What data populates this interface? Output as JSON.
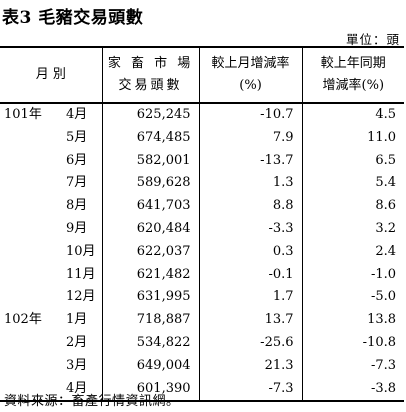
{
  "title": "表3  毛豬交易頭數",
  "unit": "單位：頭",
  "headers": {
    "month": "月 別",
    "col1_line1": "家 畜 市 場",
    "col1_line2": "交易頭數",
    "col2_line1": "較上月增減率",
    "col2_line2": "(%)",
    "col3_line1": "較上年同期",
    "col3_line2": "增減率(%)"
  },
  "rows": [
    {
      "year": "101年",
      "month": "4月",
      "count": "625,245",
      "mom": "-10.7",
      "yoy": "4.5"
    },
    {
      "year": "",
      "month": "5月",
      "count": "674,485",
      "mom": "7.9",
      "yoy": "11.0"
    },
    {
      "year": "",
      "month": "6月",
      "count": "582,001",
      "mom": "-13.7",
      "yoy": "6.5"
    },
    {
      "year": "",
      "month": "7月",
      "count": "589,628",
      "mom": "1.3",
      "yoy": "5.4"
    },
    {
      "year": "",
      "month": "8月",
      "count": "641,703",
      "mom": "8.8",
      "yoy": "8.6"
    },
    {
      "year": "",
      "month": "9月",
      "count": "620,484",
      "mom": "-3.3",
      "yoy": "3.2"
    },
    {
      "year": "",
      "month": "10月",
      "count": "622,037",
      "mom": "0.3",
      "yoy": "2.4"
    },
    {
      "year": "",
      "month": "11月",
      "count": "621,482",
      "mom": "-0.1",
      "yoy": "-1.0"
    },
    {
      "year": "",
      "month": "12月",
      "count": "631,995",
      "mom": "1.7",
      "yoy": "-5.0"
    },
    {
      "year": "102年",
      "month": "1月",
      "count": "718,887",
      "mom": "13.7",
      "yoy": "13.8"
    },
    {
      "year": "",
      "month": "2月",
      "count": "534,822",
      "mom": "-25.6",
      "yoy": "-10.8"
    },
    {
      "year": "",
      "month": "3月",
      "count": "649,004",
      "mom": "21.3",
      "yoy": "-7.3"
    },
    {
      "year": "",
      "month": "4月",
      "count": "601,390",
      "mom": "-7.3",
      "yoy": "-3.8"
    }
  ],
  "footnote": "資料來源：畜產行情資訊網。"
}
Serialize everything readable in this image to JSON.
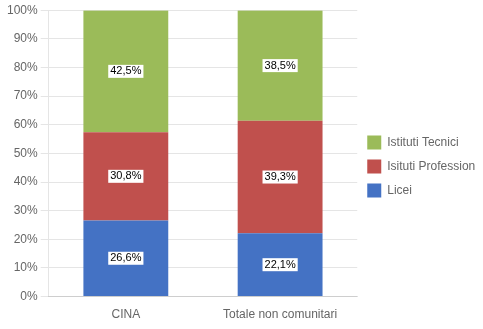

▸ AIM: Every line above should be returned exactly; the pictures stay out.

▸ SOLUTION TO THE EXERCISE:
What data populates this interface? Output as JSON.
{
  "title": "表3  毛豬交易頭數",
  "unit": "單位：頭",
  "headers": {
    "month": "月 別",
    "col1_line1": "家 畜 市 場",
    "col1_line2": "交易頭數",
    "col2_line1": "較上月增減率",
    "col2_line2": "(%)",
    "col3_line1": "較上年同期",
    "col3_line2": "增減率(%)"
  },
  "rows": [
    {
      "year": "101年",
      "month": "4月",
      "count": "625,245",
      "mom": "-10.7",
      "yoy": "4.5"
    },
    {
      "year": "",
      "month": "5月",
      "count": "674,485",
      "mom": "7.9",
      "yoy": "11.0"
    },
    {
      "year": "",
      "month": "6月",
      "count": "582,001",
      "mom": "-13.7",
      "yoy": "6.5"
    },
    {
      "year": "",
      "month": "7月",
      "count": "589,628",
      "mom": "1.3",
      "yoy": "5.4"
    },
    {
      "year": "",
      "month": "8月",
      "count": "641,703",
      "mom": "8.8",
      "yoy": "8.6"
    },
    {
      "year": "",
      "month": "9月",
      "count": "620,484",
      "mom": "-3.3",
      "yoy": "3.2"
    },
    {
      "year": "",
      "month": "10月",
      "count": "622,037",
      "mom": "0.3",
      "yoy": "2.4"
    },
    {
      "year": "",
      "month": "11月",
      "count": "621,482",
      "mom": "-0.1",
      "yoy": "-1.0"
    },
    {
      "year": "",
      "month": "12月",
      "count": "631,995",
      "mom": "1.7",
      "yoy": "-5.0"
    },
    {
      "year": "102年",
      "month": "1月",
      "count": "718,887",
      "mom": "13.7",
      "yoy": "13.8"
    },
    {
      "year": "",
      "month": "2月",
      "count": "534,822",
      "mom": "-25.6",
      "yoy": "-10.8"
    },
    {
      "year": "",
      "month": "3月",
      "count": "649,004",
      "mom": "21.3",
      "yoy": "-7.3"
    },
    {
      "year": "",
      "month": "4月",
      "count": "601,390",
      "mom": "-7.3",
      "yoy": "-3.8"
    }
  ],
  "footnote": "資料來源：畜產行情資訊網。"
}
Serialize everything readable in this image to JSON.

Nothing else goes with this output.